[WHAT YOU HAVE TO DO]:
Identify each line containing the word "this" and copy it.

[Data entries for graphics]
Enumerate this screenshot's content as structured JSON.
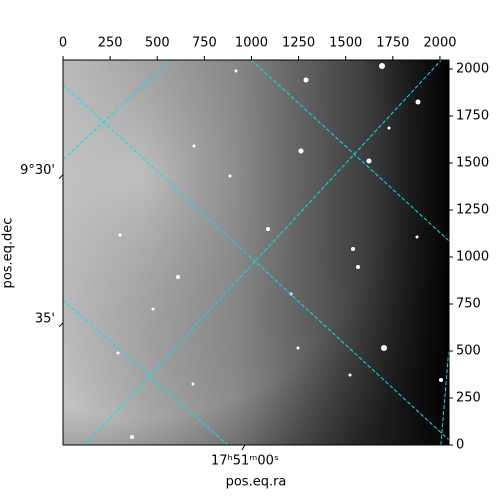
{
  "chart_data": {
    "type": "image",
    "xlim": [
      0,
      2048
    ],
    "ylim": [
      0,
      2048
    ],
    "xticks": [
      0,
      250,
      500,
      750,
      1000,
      1250,
      1500,
      1750,
      2000
    ],
    "yticks": [
      0,
      250,
      500,
      750,
      1000,
      1250,
      1500,
      1750,
      2000
    ],
    "xlabel": "pos.eq.ra",
    "ylabel": "pos.eq.dec",
    "ra_ticks": [
      {
        "label": "17ʰ51ᵐ00ˢ",
        "x": 965
      }
    ],
    "dec_ticks": [
      {
        "label": "9°30'",
        "y": 1438
      },
      {
        "label": "35'",
        "y": 650
      }
    ],
    "grid_color": "#00e5e5",
    "ra_grid": [
      {
        "x": [
          0,
          568
        ],
        "y": [
          1518,
          2048
        ]
      },
      {
        "x": [
          117,
          2005
        ],
        "y": [
          0,
          2045
        ]
      },
      {
        "x": [
          2005,
          2047
        ],
        "y": [
          0,
          505
        ]
      }
    ],
    "dec_grid": [
      {
        "x": [
          0,
          2048
        ],
        "y": [
          1917,
          27
        ]
      },
      {
        "x": [
          0,
          875
        ],
        "y": [
          772,
          0
        ]
      },
      {
        "x": [
          999,
          2048
        ],
        "y": [
          2048,
          1086
        ]
      }
    ]
  }
}
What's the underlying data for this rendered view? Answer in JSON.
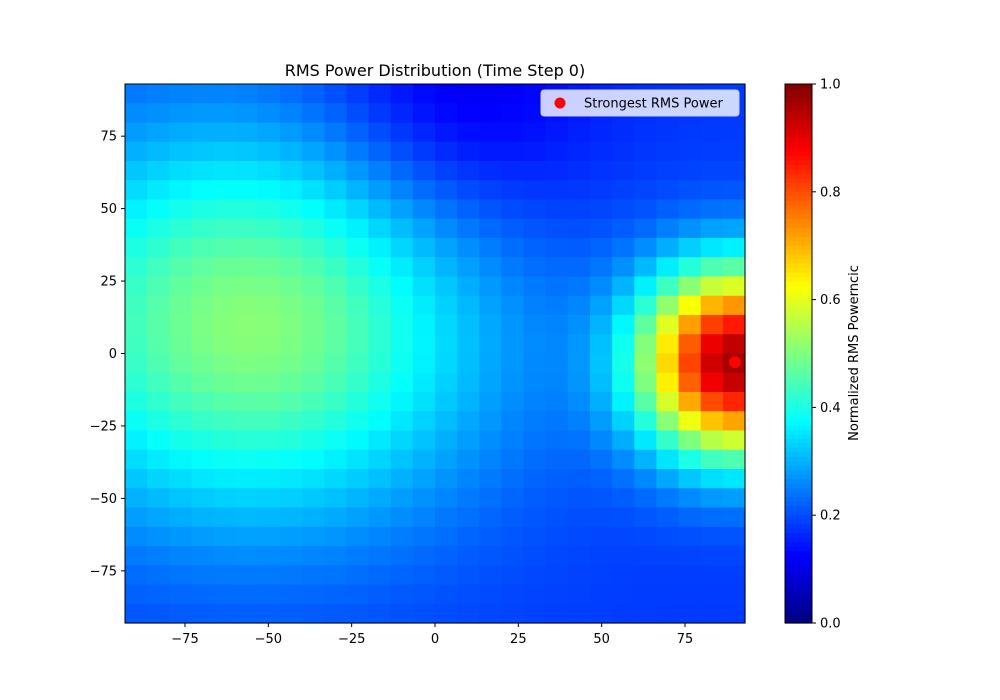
{
  "chart_data": {
    "type": "heatmap",
    "title": "RMS Power Distribution (Time Step 0)",
    "xlabel": "",
    "ylabel": "",
    "xlim": [
      -93,
      93
    ],
    "ylim": [
      -93,
      93
    ],
    "grid_n": 28,
    "x_ticks": [
      -75,
      -50,
      -25,
      0,
      25,
      50,
      75
    ],
    "y_ticks": [
      -75,
      -50,
      -25,
      0,
      25,
      50,
      75
    ],
    "x_tick_labels": [
      "−75",
      "−50",
      "−25",
      "0",
      "25",
      "50",
      "75"
    ],
    "y_tick_labels": [
      "−75",
      "−50",
      "−25",
      "0",
      "25",
      "50",
      "75"
    ],
    "colormap": "jet",
    "value_range": [
      0,
      1
    ],
    "colorbar": {
      "label": "Normalized RMS Powerncic",
      "ticks": [
        0.0,
        0.2,
        0.4,
        0.6,
        0.8,
        1.0
      ],
      "tick_labels": [
        "0.0",
        "0.2",
        "0.4",
        "0.6",
        "0.8",
        "1.0"
      ]
    },
    "sources": [
      {
        "x": 90,
        "y": -3,
        "strength": 0.78,
        "sigma_x": 20,
        "sigma_y": 23
      },
      {
        "x": -55,
        "y": 10,
        "strength": 0.33,
        "sigma_x": 50,
        "sigma_y": 48
      }
    ],
    "baseline": 0.18,
    "valley": {
      "x": 5,
      "y": 85,
      "depth": 0.1,
      "sigma_x": 30,
      "sigma_y": 35
    },
    "marker": {
      "x": 90,
      "y": -3,
      "color": "#ff0000"
    },
    "legend": {
      "position": "top-right",
      "entries": [
        {
          "label": "Strongest RMS Power",
          "color": "#ff0000"
        }
      ]
    }
  }
}
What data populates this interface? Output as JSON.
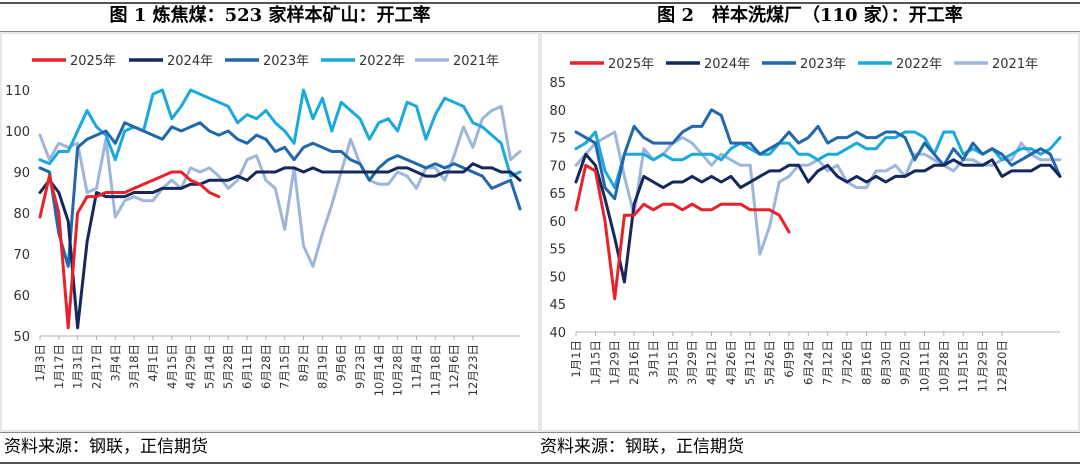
{
  "charts": [
    {
      "title": "图 1 炼焦煤：523 家样本矿山：开工率",
      "source": "资料来源：钢联，正信期货"
    },
    {
      "title": "图 2　样本洗煤厂（110 家）：开工率",
      "source": "资料来源：钢联，正信期货"
    }
  ],
  "chart_data": [
    {
      "type": "line",
      "title": "图 1 炼焦煤：523 家样本矿山：开工率",
      "ylim": [
        50,
        110
      ],
      "yticks": [
        50,
        60,
        70,
        80,
        90,
        100,
        110
      ],
      "grid": false,
      "legend_position": "top",
      "x_count": 52,
      "x_tick_labels": [
        "1月3日",
        "1月17日",
        "1月31日",
        "2月17日",
        "3月4日",
        "3月18日",
        "4月1日",
        "4月15日",
        "4月29日",
        "5月14日",
        "5月28日",
        "6月11日",
        "6月28日",
        "7月15日",
        "8月2日",
        "8月19日",
        "9月6日",
        "9月23日",
        "10月14日",
        "10月28日",
        "11月4日",
        "11月18日",
        "12月6日",
        "12月23日"
      ],
      "series": [
        {
          "name": "2025年",
          "color": "#e8212a",
          "values": [
            79,
            89,
            80,
            52,
            80,
            84,
            84,
            85,
            85,
            85,
            86,
            87,
            88,
            89,
            90,
            90,
            88,
            87,
            85,
            84
          ]
        },
        {
          "name": "2024年",
          "color": "#14285c",
          "values": [
            85,
            88,
            85,
            78,
            52,
            73,
            85,
            84,
            84,
            84,
            85,
            85,
            85,
            86,
            86,
            86,
            87,
            87,
            88,
            88,
            88,
            89,
            88,
            90,
            90,
            90,
            91,
            91,
            90,
            91,
            90,
            90,
            90,
            90,
            90,
            90,
            90,
            90,
            91,
            91,
            90,
            89,
            89,
            90,
            90,
            90,
            92,
            91,
            91,
            90,
            90,
            88
          ]
        },
        {
          "name": "2023年",
          "color": "#2167ab",
          "values": [
            91,
            90,
            75,
            67,
            96,
            98,
            99,
            100,
            97,
            102,
            101,
            100,
            99,
            98,
            101,
            100,
            101,
            102,
            100,
            99,
            100,
            98,
            97,
            99,
            98,
            95,
            96,
            93,
            96,
            97,
            96,
            95,
            95,
            93,
            92,
            88,
            91,
            93,
            94,
            93,
            92,
            91,
            92,
            91,
            92,
            91,
            90,
            89,
            86,
            87,
            88,
            81
          ]
        },
        {
          "name": "2022年",
          "color": "#19a9dc",
          "values": [
            93,
            92,
            95,
            95,
            100,
            105,
            101,
            99,
            93,
            100,
            101,
            100,
            109,
            110,
            103,
            106,
            110,
            109,
            108,
            107,
            106,
            102,
            104,
            103,
            105,
            102,
            100,
            97,
            110,
            103,
            108,
            100,
            107,
            105,
            103,
            98,
            102,
            103,
            100,
            107,
            106,
            98,
            104,
            108,
            107,
            106,
            102,
            101,
            99,
            97,
            89,
            90
          ]
        },
        {
          "name": "2021年",
          "color": "#9db6da",
          "values": [
            99,
            93,
            97,
            96,
            97,
            85,
            86,
            98,
            79,
            83,
            84,
            83,
            83,
            86,
            88,
            86,
            91,
            90,
            91,
            89,
            86,
            88,
            93,
            94,
            88,
            86,
            76,
            91,
            72,
            67,
            75,
            82,
            90,
            98,
            92,
            88,
            87,
            87,
            90,
            89,
            86,
            91,
            91,
            88,
            94,
            101,
            96,
            103,
            105,
            106,
            93,
            95
          ]
        }
      ]
    },
    {
      "type": "line",
      "title": "图 2　样本洗煤厂（110 家）：开工率",
      "ylim": [
        40,
        85
      ],
      "yticks": [
        40,
        45,
        50,
        55,
        60,
        65,
        70,
        75,
        80,
        85
      ],
      "grid": false,
      "legend_position": "top",
      "x_count": 51,
      "x_tick_labels": [
        "1月1日",
        "1月15日",
        "1月29日",
        "2月16日",
        "3月1日",
        "3月15日",
        "3月29日",
        "4月12日",
        "4月26日",
        "5月12日",
        "5月26日",
        "6月9日",
        "6月24日",
        "7月12日",
        "7月26日",
        "8月16日",
        "8月30日",
        "9月20日",
        "10月11日",
        "10月28日",
        "11月15日",
        "11月29日",
        "12月20日"
      ],
      "series": [
        {
          "name": "2025年",
          "color": "#e8212a",
          "values": [
            62,
            70,
            69,
            60,
            46,
            61,
            61,
            63,
            62,
            63,
            63,
            62,
            63,
            62,
            62,
            63,
            63,
            63,
            62,
            62,
            62,
            61,
            58
          ]
        },
        {
          "name": "2024年",
          "color": "#14285c",
          "values": [
            67,
            72,
            70,
            64,
            57,
            49,
            63,
            68,
            67,
            66,
            67,
            67,
            68,
            67,
            68,
            67,
            68,
            66,
            67,
            68,
            69,
            69,
            70,
            70,
            67,
            69,
            70,
            68,
            67,
            68,
            67,
            68,
            67,
            68,
            68,
            69,
            69,
            70,
            70,
            71,
            70,
            70,
            70,
            71,
            68,
            69,
            69,
            69,
            70,
            70,
            68
          ]
        },
        {
          "name": "2023年",
          "color": "#2167ab",
          "values": [
            76,
            75,
            74,
            66,
            64,
            72,
            77,
            75,
            74,
            74,
            74,
            76,
            77,
            77,
            80,
            79,
            74,
            74,
            74,
            72,
            73,
            74,
            76,
            74,
            75,
            77,
            74,
            75,
            75,
            76,
            75,
            75,
            76,
            76,
            75,
            71,
            74,
            72,
            70,
            73,
            71,
            74,
            72,
            73,
            72,
            70,
            71,
            72,
            73,
            72,
            68
          ]
        },
        {
          "name": "2022年",
          "color": "#19a9dc",
          "values": [
            73,
            74,
            76,
            69,
            66,
            72,
            72,
            72,
            71,
            72,
            71,
            71,
            72,
            72,
            72,
            71,
            73,
            74,
            73,
            72,
            72,
            74,
            74,
            72,
            72,
            71,
            72,
            72,
            73,
            74,
            73,
            73,
            75,
            75,
            76,
            76,
            75,
            72,
            76,
            76,
            72,
            73,
            72,
            73,
            71,
            72,
            73,
            73,
            72,
            73,
            75
          ]
        },
        {
          "name": "2021年",
          "color": "#9db6da",
          "values": [
            70,
            72,
            74,
            75,
            76,
            68,
            61,
            73,
            71,
            72,
            74,
            75,
            74,
            72,
            70,
            72,
            71,
            70,
            70,
            54,
            59,
            67,
            68,
            70,
            70,
            71,
            69,
            70,
            67,
            66,
            66,
            69,
            69,
            70,
            68,
            72,
            72,
            71,
            70,
            69,
            71,
            71,
            70,
            70,
            71,
            71,
            74,
            72,
            71,
            71,
            71
          ]
        }
      ]
    }
  ]
}
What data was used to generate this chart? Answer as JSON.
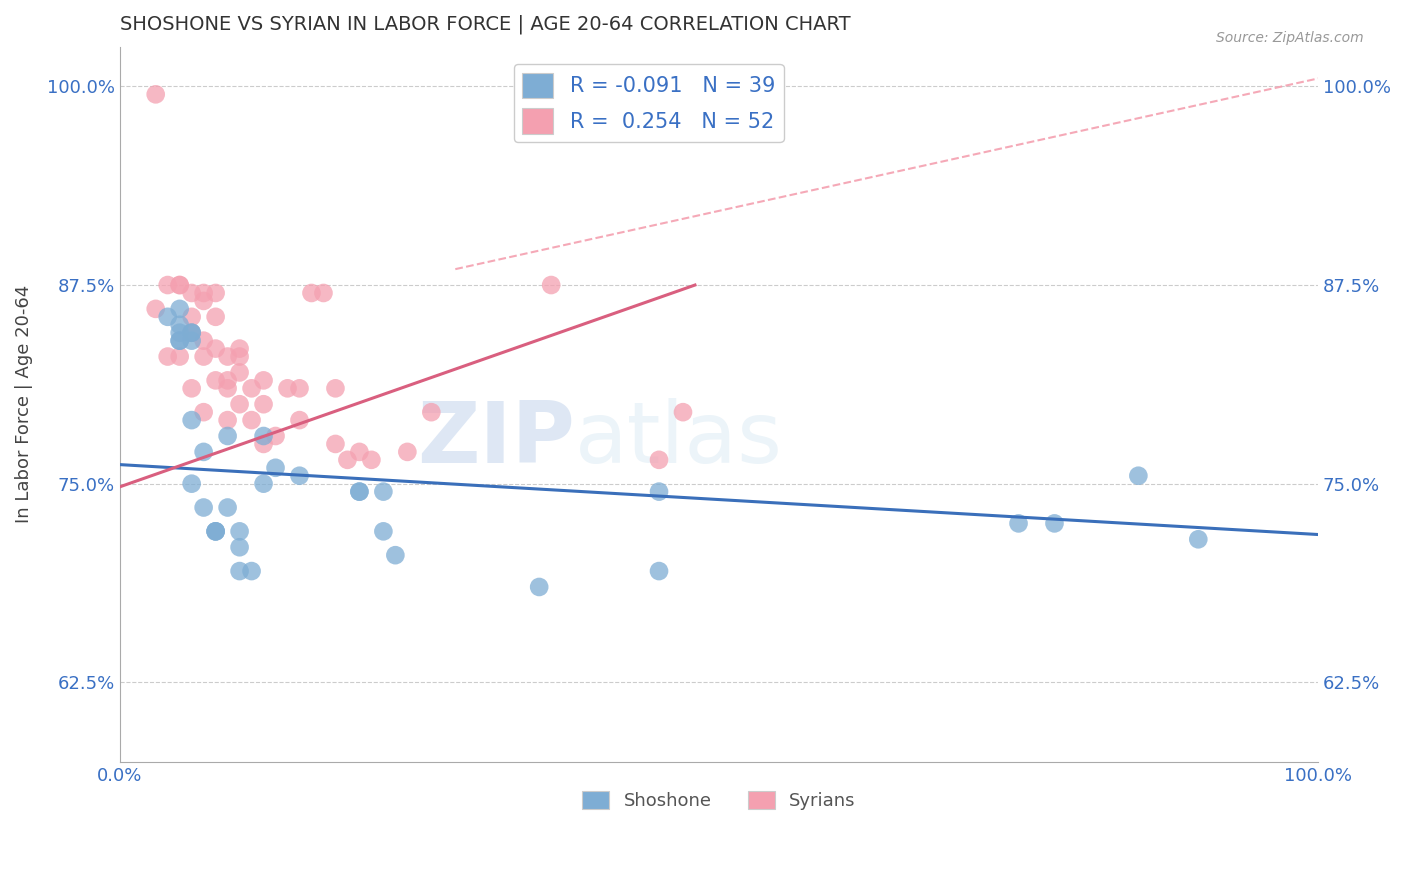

[OUTPUT OF THE TASK]:
Enumerate this screenshot's content as structured JSON.
What's the underlying data for this rendered view? Answer in JSON.
What data populates this interface? Output as JSON.
What data was used to generate this chart? Answer as JSON.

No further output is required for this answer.